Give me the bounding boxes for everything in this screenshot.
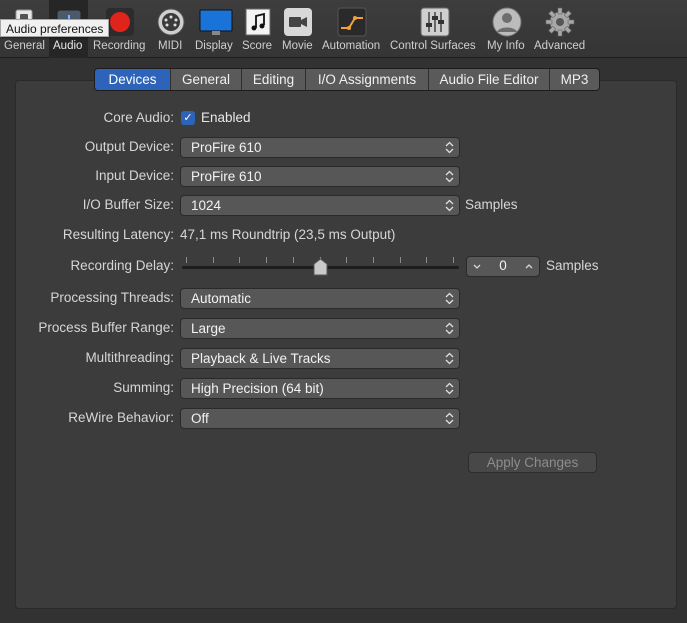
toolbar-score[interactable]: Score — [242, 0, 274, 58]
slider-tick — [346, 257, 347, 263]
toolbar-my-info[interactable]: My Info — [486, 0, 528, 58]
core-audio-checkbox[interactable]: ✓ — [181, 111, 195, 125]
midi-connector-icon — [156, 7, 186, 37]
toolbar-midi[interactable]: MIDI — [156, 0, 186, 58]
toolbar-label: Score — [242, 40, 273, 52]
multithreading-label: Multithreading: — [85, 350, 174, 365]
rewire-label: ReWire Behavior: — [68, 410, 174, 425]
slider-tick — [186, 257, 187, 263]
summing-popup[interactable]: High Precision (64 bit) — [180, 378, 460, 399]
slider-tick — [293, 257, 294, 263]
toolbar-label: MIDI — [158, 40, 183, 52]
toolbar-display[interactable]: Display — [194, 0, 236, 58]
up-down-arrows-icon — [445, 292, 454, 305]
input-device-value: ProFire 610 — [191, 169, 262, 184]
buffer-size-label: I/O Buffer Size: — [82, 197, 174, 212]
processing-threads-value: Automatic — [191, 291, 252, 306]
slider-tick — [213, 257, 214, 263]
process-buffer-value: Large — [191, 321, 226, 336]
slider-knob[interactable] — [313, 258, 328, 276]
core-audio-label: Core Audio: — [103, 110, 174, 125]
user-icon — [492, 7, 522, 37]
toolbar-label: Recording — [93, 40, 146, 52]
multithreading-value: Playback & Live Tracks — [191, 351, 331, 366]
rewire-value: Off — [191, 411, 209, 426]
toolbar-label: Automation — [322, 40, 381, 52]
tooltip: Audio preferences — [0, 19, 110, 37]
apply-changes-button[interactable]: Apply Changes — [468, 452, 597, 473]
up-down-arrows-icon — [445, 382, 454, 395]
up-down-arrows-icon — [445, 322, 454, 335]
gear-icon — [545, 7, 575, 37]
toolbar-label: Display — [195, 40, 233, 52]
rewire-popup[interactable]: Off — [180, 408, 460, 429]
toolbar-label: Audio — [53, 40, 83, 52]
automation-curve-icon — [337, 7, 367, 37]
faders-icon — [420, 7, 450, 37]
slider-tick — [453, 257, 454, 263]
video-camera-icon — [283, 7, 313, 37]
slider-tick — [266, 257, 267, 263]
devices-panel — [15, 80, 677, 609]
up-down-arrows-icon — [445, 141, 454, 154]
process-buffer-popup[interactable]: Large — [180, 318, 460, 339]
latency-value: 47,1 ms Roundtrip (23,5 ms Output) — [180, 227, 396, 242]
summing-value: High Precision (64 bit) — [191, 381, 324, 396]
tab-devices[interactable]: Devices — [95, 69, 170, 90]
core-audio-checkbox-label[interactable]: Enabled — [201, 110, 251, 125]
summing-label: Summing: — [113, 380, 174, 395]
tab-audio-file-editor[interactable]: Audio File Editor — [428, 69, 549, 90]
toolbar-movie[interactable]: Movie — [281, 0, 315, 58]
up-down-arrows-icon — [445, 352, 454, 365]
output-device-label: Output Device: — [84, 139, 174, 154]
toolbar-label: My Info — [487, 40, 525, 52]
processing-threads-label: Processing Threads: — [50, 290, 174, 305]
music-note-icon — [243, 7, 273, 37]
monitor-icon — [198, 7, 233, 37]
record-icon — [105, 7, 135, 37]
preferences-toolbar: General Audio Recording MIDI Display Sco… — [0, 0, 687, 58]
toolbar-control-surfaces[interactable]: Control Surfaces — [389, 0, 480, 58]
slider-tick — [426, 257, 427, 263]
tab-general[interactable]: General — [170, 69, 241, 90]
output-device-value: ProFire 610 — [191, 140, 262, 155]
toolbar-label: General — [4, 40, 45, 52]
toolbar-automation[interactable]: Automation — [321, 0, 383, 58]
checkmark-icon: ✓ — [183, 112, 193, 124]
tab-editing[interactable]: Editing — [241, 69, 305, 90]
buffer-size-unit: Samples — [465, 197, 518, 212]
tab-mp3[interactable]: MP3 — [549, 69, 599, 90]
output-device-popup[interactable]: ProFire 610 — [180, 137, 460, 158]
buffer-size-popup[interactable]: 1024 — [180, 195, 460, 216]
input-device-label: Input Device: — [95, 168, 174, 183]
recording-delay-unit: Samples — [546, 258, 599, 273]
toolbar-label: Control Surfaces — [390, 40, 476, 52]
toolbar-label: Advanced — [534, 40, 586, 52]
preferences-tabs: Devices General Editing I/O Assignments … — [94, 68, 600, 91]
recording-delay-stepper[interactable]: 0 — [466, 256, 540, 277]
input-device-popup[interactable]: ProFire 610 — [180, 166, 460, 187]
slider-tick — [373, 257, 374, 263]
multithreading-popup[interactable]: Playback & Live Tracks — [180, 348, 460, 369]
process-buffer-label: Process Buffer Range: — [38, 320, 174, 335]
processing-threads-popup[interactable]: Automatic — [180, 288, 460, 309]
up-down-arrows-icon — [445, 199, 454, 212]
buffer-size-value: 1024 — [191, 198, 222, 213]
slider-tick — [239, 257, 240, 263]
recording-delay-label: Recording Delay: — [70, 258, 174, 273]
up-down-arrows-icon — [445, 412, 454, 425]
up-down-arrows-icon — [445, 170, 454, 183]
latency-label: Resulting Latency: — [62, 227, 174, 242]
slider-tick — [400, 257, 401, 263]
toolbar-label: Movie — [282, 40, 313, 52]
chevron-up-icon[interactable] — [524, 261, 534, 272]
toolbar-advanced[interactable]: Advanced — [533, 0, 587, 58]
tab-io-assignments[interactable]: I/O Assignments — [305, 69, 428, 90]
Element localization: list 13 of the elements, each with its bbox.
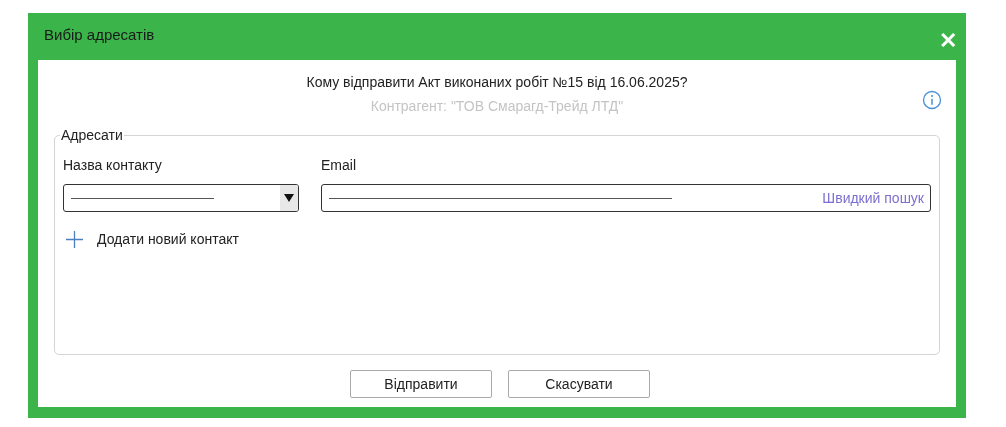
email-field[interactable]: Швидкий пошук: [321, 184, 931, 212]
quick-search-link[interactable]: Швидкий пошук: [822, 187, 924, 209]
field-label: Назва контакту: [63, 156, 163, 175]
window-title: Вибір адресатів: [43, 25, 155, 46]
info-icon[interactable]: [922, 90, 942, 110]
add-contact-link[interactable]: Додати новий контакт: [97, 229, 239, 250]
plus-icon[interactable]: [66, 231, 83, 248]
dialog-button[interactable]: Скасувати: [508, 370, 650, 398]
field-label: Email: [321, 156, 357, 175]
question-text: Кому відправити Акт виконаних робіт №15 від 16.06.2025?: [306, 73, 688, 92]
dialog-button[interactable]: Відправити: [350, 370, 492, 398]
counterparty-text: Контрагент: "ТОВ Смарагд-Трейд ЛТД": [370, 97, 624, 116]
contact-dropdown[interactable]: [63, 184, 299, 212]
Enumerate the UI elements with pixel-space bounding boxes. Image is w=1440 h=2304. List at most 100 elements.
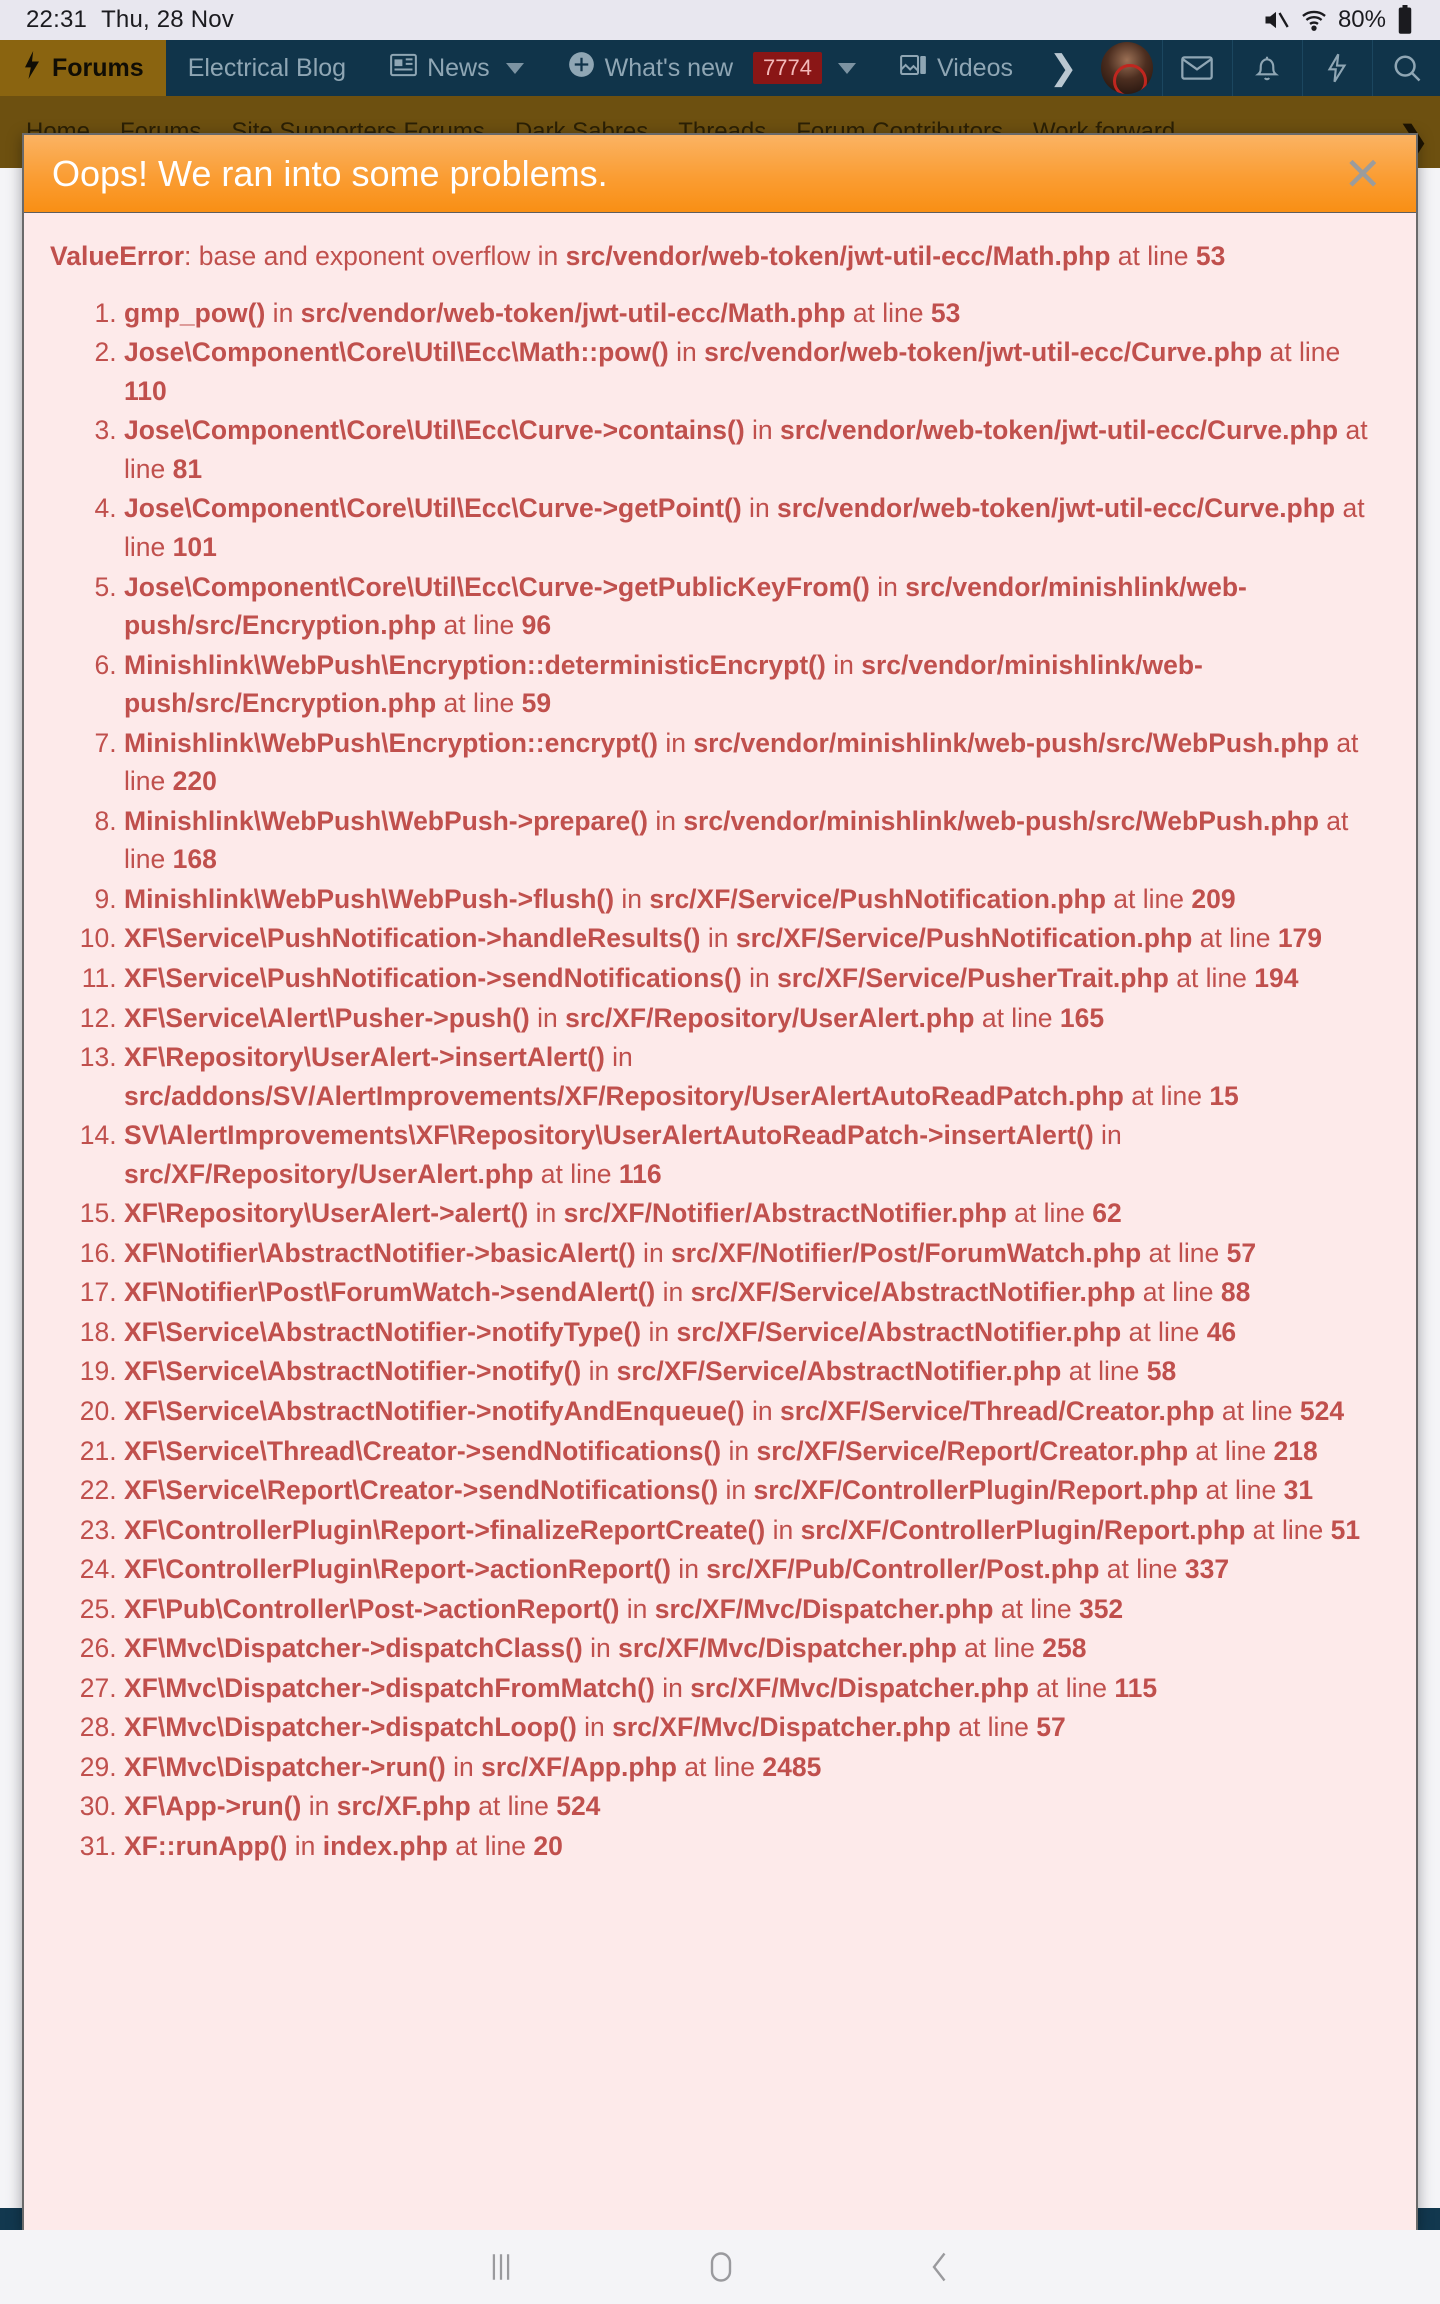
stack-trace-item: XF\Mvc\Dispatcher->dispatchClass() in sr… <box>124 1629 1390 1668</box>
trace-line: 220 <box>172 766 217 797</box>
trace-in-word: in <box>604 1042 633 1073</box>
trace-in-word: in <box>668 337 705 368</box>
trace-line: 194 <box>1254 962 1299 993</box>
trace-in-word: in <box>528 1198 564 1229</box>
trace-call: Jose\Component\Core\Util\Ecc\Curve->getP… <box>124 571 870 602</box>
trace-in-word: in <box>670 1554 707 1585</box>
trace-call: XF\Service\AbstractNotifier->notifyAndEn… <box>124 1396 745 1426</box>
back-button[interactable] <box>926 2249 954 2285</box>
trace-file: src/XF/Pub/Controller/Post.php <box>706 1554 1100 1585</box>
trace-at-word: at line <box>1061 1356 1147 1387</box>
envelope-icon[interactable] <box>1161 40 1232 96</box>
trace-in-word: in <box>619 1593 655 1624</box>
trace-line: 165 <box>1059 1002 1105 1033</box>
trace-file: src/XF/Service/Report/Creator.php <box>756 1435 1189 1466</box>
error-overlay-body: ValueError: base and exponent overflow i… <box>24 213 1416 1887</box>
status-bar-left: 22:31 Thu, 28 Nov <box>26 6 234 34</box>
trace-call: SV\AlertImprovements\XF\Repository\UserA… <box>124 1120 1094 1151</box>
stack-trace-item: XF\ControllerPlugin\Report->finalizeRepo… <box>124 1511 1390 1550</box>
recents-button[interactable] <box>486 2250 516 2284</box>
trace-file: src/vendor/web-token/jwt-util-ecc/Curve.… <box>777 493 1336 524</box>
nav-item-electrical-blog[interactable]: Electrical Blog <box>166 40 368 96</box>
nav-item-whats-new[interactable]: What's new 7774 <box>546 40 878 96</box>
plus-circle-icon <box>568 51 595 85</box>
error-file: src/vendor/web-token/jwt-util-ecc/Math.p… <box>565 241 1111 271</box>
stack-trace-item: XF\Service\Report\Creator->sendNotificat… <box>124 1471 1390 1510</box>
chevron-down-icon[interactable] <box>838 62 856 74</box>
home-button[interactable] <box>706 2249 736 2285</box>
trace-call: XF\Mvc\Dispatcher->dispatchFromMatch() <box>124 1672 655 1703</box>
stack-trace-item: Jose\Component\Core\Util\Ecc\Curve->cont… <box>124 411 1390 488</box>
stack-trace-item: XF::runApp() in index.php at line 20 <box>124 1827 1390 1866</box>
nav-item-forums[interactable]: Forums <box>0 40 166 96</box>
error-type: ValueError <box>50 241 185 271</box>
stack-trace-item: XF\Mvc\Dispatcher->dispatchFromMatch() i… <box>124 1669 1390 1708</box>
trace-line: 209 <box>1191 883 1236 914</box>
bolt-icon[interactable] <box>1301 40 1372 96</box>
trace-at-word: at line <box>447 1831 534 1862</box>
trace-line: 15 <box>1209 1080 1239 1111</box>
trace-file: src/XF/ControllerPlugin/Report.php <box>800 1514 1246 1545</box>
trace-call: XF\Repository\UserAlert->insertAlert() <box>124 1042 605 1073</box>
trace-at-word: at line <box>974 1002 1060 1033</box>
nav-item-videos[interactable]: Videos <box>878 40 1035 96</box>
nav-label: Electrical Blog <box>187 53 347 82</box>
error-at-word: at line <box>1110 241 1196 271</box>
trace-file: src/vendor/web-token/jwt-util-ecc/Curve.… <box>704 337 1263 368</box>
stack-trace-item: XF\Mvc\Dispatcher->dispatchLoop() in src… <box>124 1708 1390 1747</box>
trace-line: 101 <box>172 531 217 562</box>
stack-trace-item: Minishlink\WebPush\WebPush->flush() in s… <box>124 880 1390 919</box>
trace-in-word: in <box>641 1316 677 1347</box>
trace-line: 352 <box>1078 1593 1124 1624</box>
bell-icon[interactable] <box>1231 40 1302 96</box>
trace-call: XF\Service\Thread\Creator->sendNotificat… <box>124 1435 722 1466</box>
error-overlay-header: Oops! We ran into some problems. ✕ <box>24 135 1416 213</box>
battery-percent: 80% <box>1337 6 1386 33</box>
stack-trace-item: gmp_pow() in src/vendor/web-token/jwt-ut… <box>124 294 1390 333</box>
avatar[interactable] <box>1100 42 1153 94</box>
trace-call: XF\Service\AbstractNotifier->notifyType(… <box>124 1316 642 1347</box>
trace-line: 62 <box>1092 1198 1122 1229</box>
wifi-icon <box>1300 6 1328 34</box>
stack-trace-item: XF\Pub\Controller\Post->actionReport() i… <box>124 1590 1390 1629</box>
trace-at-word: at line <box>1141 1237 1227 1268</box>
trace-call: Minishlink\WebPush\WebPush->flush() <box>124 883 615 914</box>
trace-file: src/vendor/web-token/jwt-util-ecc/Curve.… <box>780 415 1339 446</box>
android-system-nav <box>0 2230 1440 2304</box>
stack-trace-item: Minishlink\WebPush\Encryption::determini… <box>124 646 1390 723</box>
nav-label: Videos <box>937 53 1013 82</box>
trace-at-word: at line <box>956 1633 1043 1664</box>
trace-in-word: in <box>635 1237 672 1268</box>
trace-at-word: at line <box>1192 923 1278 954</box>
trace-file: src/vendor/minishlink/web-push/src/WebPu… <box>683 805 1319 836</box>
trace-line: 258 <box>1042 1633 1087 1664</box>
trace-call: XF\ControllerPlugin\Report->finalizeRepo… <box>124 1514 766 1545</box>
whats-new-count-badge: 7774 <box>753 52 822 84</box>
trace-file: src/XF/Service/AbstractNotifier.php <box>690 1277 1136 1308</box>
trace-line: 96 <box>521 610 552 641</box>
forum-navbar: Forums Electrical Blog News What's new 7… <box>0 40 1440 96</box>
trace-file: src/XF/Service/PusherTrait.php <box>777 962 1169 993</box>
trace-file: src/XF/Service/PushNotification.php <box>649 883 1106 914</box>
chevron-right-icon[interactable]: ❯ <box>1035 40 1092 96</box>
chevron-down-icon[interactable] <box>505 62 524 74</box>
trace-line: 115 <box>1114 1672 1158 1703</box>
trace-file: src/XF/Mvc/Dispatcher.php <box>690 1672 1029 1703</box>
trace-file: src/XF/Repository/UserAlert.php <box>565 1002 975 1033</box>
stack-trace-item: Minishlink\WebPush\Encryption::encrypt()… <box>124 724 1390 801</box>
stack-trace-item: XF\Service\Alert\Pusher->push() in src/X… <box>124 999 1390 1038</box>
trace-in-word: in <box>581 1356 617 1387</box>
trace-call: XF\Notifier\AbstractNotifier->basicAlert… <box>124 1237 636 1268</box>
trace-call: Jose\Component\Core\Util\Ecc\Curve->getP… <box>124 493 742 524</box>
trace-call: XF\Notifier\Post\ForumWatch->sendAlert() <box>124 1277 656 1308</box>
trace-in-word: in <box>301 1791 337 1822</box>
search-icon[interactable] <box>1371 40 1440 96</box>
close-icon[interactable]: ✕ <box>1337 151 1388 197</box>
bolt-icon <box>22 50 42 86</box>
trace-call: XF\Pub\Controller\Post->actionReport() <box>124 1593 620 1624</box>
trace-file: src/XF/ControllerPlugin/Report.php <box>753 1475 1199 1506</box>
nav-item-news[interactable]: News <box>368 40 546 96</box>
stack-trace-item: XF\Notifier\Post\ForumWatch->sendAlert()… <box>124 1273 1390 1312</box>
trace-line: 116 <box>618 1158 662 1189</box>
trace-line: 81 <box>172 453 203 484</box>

☆ ☆ ☆ ☆ ☆ ☆ ☆

Put the records from the line containing "stack-trace-item: XF\Mvc\Dispatcher->dispatchClass() in" through the line containing "trace-in-word: in <box>670" into a Markdown table with the columns Row and Entry, one numbered row per line and no blank lines.

# CORRECT RESPONSE
| Row | Entry |
|---|---|
| 1 | stack-trace-item: XF\Mvc\Dispatcher->dispatchClass() in sr… <box>124 1629 1390 1668</box> |
| 2 | trace-line: 220 <box>172 766 217 797</box> |
| 3 | trace-in-word: in <box>604 1042 633 1073</box> |
| 4 | trace-in-word: in <box>668 337 705 368</box> |
| 5 | trace-line: 194 <box>1254 962 1299 993</box> |
| 6 | trace-in-word: in <box>528 1198 564 1229</box> |
| 7 | trace-call: Jose\Component\Core\Util\Ecc\Curve->getP… <box>124 571 870 602</box> |
| 8 | trace-in-word: in <box>670 1554 707 1585</box> |